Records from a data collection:
──────────
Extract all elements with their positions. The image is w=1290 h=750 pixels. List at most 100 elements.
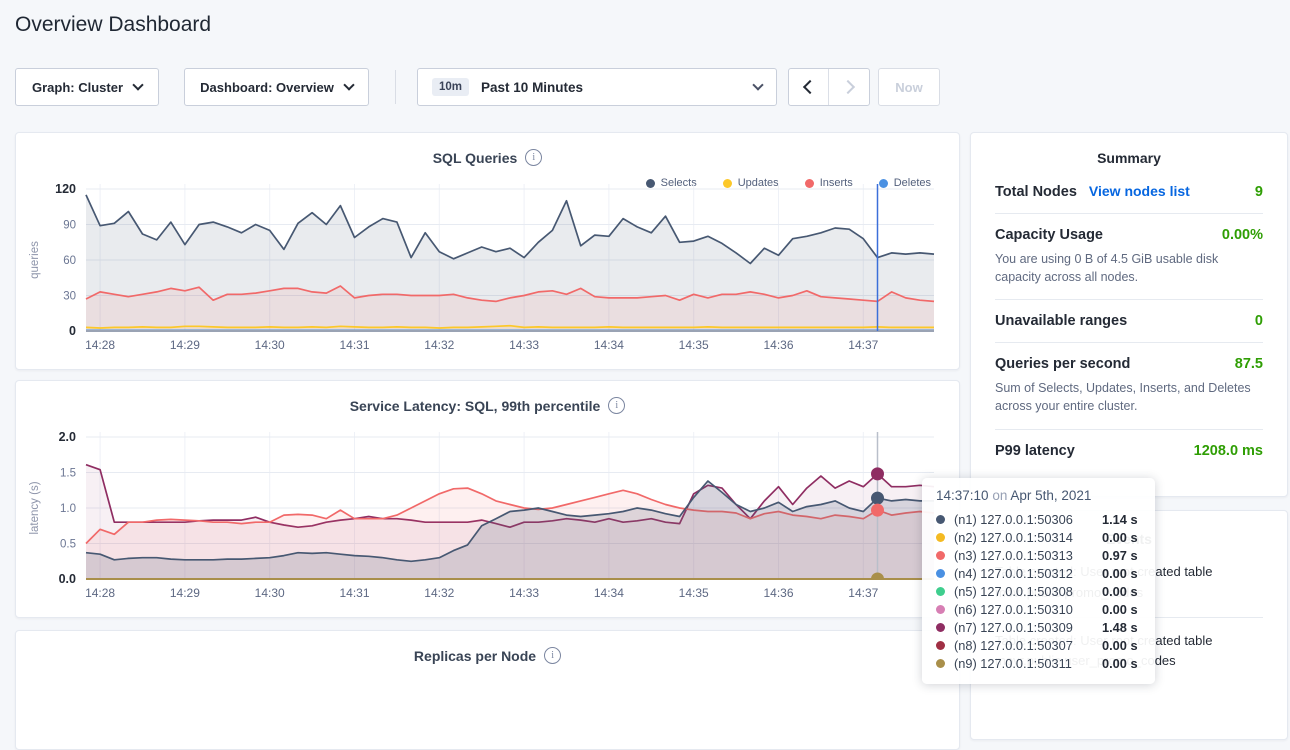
x-tick-label: 14:29	[170, 586, 200, 600]
x-tick-label: 14:30	[255, 586, 285, 600]
graph-dropdown-label: Graph: Cluster	[32, 80, 123, 95]
x-tick-label: 14:32	[424, 338, 454, 352]
sql-queries-chart[interactable]: 1209060300queries14:2814:2914:3014:3114:…	[16, 179, 961, 365]
x-tick-label: 14:30	[255, 338, 285, 352]
tooltip-node-value: 0.00 s	[1102, 566, 1138, 581]
summary-row-capacity: Capacity Usage 0.00% You are using 0 B o…	[995, 213, 1263, 299]
now-button[interactable]: Now	[878, 68, 940, 106]
tooltip-node-value: 0.00 s	[1102, 530, 1138, 545]
x-tick-label: 14:34	[594, 338, 624, 352]
graph-dropdown[interactable]: Graph: Cluster	[15, 68, 159, 106]
tooltip-node-label: (n5) 127.0.0.1:50308	[954, 584, 1102, 599]
tooltip-node-value: 0.97 s	[1102, 548, 1138, 563]
node-color-dot-icon	[936, 587, 945, 596]
crosshair-dot	[871, 492, 884, 505]
chart-tooltip: 14:37:10 on Apr 5th, 2021 (n1) 127.0.0.1…	[922, 478, 1155, 684]
chevron-left-icon	[803, 80, 817, 94]
y-tick-label: 60	[63, 255, 76, 267]
tooltip-row: (n9) 127.0.0.1:503110.00 s	[936, 654, 1141, 672]
summary-panel: Summary Total Nodes View nodes list 9 Ca…	[970, 132, 1288, 497]
summary-value: 0	[1255, 313, 1263, 329]
time-next-button[interactable]	[829, 69, 869, 105]
chevron-down-icon	[343, 79, 354, 90]
summary-value: 0.00%	[1222, 227, 1263, 243]
tooltip-node-value: 1.48 s	[1102, 620, 1138, 635]
y-tick-label: 120	[55, 182, 76, 196]
y-tick-label: 1.0	[60, 503, 76, 515]
summary-value: 87.5	[1235, 356, 1263, 372]
tooltip-row: (n5) 127.0.0.1:503080.00 s	[936, 582, 1141, 600]
tooltip-node-label: (n9) 127.0.0.1:50311	[954, 656, 1102, 671]
info-icon[interactable]: i	[525, 149, 542, 166]
x-tick-label: 14:37	[848, 338, 878, 352]
dashboard-dropdown-label: Dashboard: Overview	[200, 80, 334, 95]
tooltip-row: (n1) 127.0.0.1:503061.14 s	[936, 510, 1141, 528]
tooltip-node-value: 0.00 s	[1102, 602, 1138, 617]
x-tick-label: 14:33	[509, 586, 539, 600]
x-tick-label: 14:29	[170, 338, 200, 352]
chart-title: Service Latency: SQL, 99th percentile	[350, 398, 601, 414]
summary-label: Queries per second	[995, 356, 1130, 372]
x-tick-label: 14:36	[763, 338, 793, 352]
y-tick-label: 0	[69, 324, 76, 338]
tooltip-row: (n4) 127.0.0.1:503120.00 s	[936, 564, 1141, 582]
tooltip-row: (n3) 127.0.0.1:503130.97 s	[936, 546, 1141, 564]
node-color-dot-icon	[936, 623, 945, 632]
dashboard-dropdown[interactable]: Dashboard: Overview	[184, 68, 369, 106]
sql-queries-card: SQL Queries i SelectsUpdatesInsertsDelet…	[15, 132, 960, 370]
chart-title: Replicas per Node	[414, 648, 536, 664]
node-color-dot-icon	[936, 515, 945, 524]
summary-row-p99: P99 latency 1208.0 ms	[995, 429, 1263, 472]
summary-value: 1208.0 ms	[1194, 443, 1263, 459]
y-axis-label: queries	[29, 241, 41, 279]
x-tick-label: 14:31	[339, 586, 369, 600]
summary-label: Unavailable ranges	[995, 313, 1127, 329]
crosshair-dot	[871, 573, 884, 586]
y-tick-label: 30	[63, 291, 76, 303]
page-title: Overview Dashboard	[15, 13, 211, 37]
node-color-dot-icon	[936, 533, 945, 542]
chevron-down-icon	[132, 79, 143, 90]
tooltip-row: (n6) 127.0.0.1:503100.00 s	[936, 600, 1141, 618]
x-tick-label: 14:35	[679, 338, 709, 352]
summary-row-total-nodes: Total Nodes View nodes list 9	[995, 170, 1263, 213]
summary-label: Total Nodes	[995, 184, 1077, 200]
time-range-label: Past 10 Minutes	[481, 80, 583, 95]
x-tick-label: 14:31	[339, 338, 369, 352]
y-axis-label: latency (s)	[29, 481, 41, 534]
y-tick-label: 1.5	[60, 468, 76, 480]
node-color-dot-icon	[936, 659, 945, 668]
node-color-dot-icon	[936, 551, 945, 560]
y-tick-label: 90	[63, 220, 76, 232]
x-tick-label: 14:35	[679, 586, 709, 600]
service-latency-chart[interactable]: 2.01.51.00.50.0latency (s)14:2814:2914:3…	[16, 427, 961, 613]
tooltip-row: (n7) 127.0.0.1:503091.48 s	[936, 618, 1141, 636]
tooltip-row: (n8) 127.0.0.1:503070.00 s	[936, 636, 1141, 654]
node-color-dot-icon	[936, 605, 945, 614]
y-tick-label: 0.5	[60, 539, 76, 551]
crosshair-dot	[871, 504, 884, 517]
view-nodes-list-link[interactable]: View nodes list	[1089, 183, 1190, 199]
x-tick-label: 14:28	[85, 586, 115, 600]
time-prev-button[interactable]	[789, 69, 829, 105]
x-tick-label: 14:37	[848, 586, 878, 600]
time-range-dropdown[interactable]: 10m Past 10 Minutes	[417, 68, 777, 106]
time-nav-group	[788, 68, 870, 106]
tooltip-node-value: 0.00 s	[1102, 638, 1138, 653]
y-tick-label: 0.0	[59, 572, 76, 586]
tooltip-node-label: (n4) 127.0.0.1:50312	[954, 566, 1102, 581]
summary-subtext: You are using 0 B of 4.5 GiB usable disk…	[995, 250, 1263, 286]
chart-title: SQL Queries	[433, 150, 518, 166]
summary-row-unavailable-ranges: Unavailable ranges 0	[995, 299, 1263, 342]
tooltip-node-label: (n3) 127.0.0.1:50313	[954, 548, 1102, 563]
tooltip-node-label: (n6) 127.0.0.1:50310	[954, 602, 1102, 617]
info-icon[interactable]: i	[544, 647, 561, 664]
tooltip-node-value: 1.14 s	[1102, 512, 1138, 527]
tooltip-node-label: (n7) 127.0.0.1:50309	[954, 620, 1102, 635]
toolbar-divider	[395, 70, 396, 104]
x-tick-label: 14:34	[594, 586, 624, 600]
info-icon[interactable]: i	[608, 397, 625, 414]
tooltip-timestamp: 14:37:10 on Apr 5th, 2021	[936, 488, 1141, 503]
node-color-dot-icon	[936, 641, 945, 650]
crosshair-dot	[871, 467, 884, 480]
──────────
Gather every line in the records above that contains the string "Unavailable", and copy each such line in full.

• [The result]
summary-label: Unavailable ranges	[995, 313, 1127, 329]
summary-row-unavailable-ranges: Unavailable ranges 0	[995, 299, 1263, 342]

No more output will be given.